-- Start of Input material --

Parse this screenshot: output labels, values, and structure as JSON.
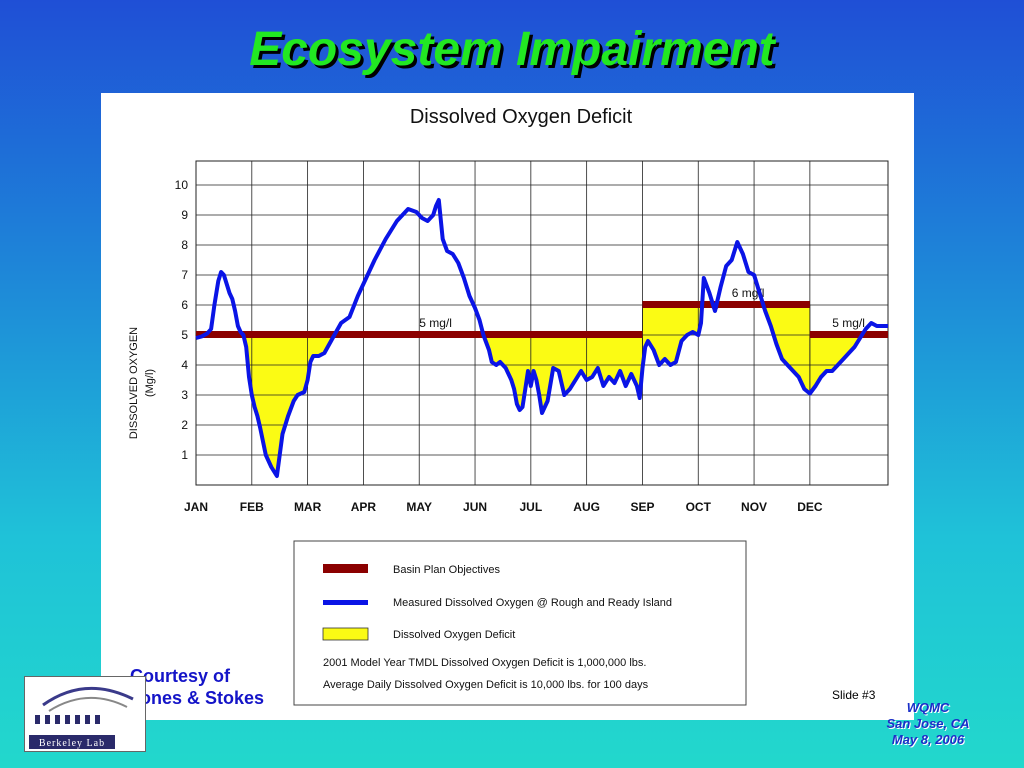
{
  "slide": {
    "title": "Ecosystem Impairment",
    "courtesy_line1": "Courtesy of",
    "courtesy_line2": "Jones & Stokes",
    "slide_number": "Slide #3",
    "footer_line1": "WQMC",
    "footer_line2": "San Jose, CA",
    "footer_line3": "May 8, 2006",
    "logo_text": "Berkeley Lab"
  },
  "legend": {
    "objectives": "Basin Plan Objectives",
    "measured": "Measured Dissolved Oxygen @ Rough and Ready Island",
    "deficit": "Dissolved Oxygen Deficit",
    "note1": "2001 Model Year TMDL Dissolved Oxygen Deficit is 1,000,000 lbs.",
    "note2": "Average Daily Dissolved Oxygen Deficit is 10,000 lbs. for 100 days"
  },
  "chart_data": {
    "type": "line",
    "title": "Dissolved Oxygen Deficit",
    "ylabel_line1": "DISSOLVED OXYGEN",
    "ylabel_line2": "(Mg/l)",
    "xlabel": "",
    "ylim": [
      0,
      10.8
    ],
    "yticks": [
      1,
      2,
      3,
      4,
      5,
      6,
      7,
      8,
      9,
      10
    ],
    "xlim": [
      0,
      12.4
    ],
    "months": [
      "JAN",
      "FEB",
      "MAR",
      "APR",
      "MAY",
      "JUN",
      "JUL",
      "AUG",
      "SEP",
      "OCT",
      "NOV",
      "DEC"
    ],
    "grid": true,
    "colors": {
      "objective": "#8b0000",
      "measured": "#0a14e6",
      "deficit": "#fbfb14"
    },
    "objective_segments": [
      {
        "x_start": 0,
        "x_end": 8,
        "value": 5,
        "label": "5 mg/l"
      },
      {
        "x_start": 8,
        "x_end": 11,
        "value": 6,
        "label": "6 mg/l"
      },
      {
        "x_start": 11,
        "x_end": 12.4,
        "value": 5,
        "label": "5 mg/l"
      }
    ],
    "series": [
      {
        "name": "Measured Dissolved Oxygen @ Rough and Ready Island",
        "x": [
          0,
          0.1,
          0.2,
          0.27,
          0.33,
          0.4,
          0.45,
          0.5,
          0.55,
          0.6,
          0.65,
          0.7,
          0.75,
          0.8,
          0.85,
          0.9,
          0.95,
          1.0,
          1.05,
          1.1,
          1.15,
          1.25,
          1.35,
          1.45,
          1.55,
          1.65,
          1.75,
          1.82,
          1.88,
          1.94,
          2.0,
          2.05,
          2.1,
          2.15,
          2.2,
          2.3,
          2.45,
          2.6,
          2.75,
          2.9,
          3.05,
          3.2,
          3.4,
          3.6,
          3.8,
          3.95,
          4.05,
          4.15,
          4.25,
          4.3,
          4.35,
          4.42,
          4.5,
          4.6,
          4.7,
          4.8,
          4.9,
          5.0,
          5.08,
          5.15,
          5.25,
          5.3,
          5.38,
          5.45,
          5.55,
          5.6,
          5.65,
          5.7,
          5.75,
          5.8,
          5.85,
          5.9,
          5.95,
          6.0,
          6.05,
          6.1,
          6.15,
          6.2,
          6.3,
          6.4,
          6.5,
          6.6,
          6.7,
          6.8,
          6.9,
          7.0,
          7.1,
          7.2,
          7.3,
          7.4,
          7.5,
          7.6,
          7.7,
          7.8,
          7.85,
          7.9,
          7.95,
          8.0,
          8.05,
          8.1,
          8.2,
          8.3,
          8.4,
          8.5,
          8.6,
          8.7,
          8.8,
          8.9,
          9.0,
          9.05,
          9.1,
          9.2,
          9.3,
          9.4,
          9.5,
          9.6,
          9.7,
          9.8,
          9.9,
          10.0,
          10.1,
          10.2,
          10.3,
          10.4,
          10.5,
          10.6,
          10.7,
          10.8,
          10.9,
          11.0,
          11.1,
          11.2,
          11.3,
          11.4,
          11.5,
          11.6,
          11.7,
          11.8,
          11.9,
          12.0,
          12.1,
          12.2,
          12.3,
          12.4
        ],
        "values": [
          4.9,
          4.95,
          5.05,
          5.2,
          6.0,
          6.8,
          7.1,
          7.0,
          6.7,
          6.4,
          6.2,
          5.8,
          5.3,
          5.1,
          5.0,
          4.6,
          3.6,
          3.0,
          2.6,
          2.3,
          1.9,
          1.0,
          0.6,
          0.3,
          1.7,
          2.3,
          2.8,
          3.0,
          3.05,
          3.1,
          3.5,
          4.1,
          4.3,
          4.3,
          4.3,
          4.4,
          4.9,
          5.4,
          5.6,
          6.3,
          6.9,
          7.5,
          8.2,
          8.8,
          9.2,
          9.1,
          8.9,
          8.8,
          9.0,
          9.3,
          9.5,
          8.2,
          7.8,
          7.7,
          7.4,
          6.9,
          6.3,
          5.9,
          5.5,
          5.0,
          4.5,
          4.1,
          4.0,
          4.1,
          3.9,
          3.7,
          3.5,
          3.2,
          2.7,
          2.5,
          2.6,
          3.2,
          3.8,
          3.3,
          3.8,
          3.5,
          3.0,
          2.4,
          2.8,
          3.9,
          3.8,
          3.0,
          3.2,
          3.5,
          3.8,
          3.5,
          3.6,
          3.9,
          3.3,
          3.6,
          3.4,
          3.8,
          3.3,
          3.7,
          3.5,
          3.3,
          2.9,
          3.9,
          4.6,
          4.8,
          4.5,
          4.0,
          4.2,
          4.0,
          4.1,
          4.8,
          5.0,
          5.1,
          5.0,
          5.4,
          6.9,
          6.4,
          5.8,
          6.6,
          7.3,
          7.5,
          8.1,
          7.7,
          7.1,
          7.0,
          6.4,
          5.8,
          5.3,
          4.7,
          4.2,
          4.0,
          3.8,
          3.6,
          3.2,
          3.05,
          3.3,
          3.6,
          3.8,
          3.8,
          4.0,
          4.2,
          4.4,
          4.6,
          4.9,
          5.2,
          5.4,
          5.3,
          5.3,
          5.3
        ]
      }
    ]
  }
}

-- End of Input material --

» **Exercise objective**:
Identify and list each line with the word "Island".

» **The solution**:
    "measured": "Measured Dissolved Oxygen @ Rough and Ready Island",
        "name": "Measured Dissolved Oxygen @ Rough and Ready Island",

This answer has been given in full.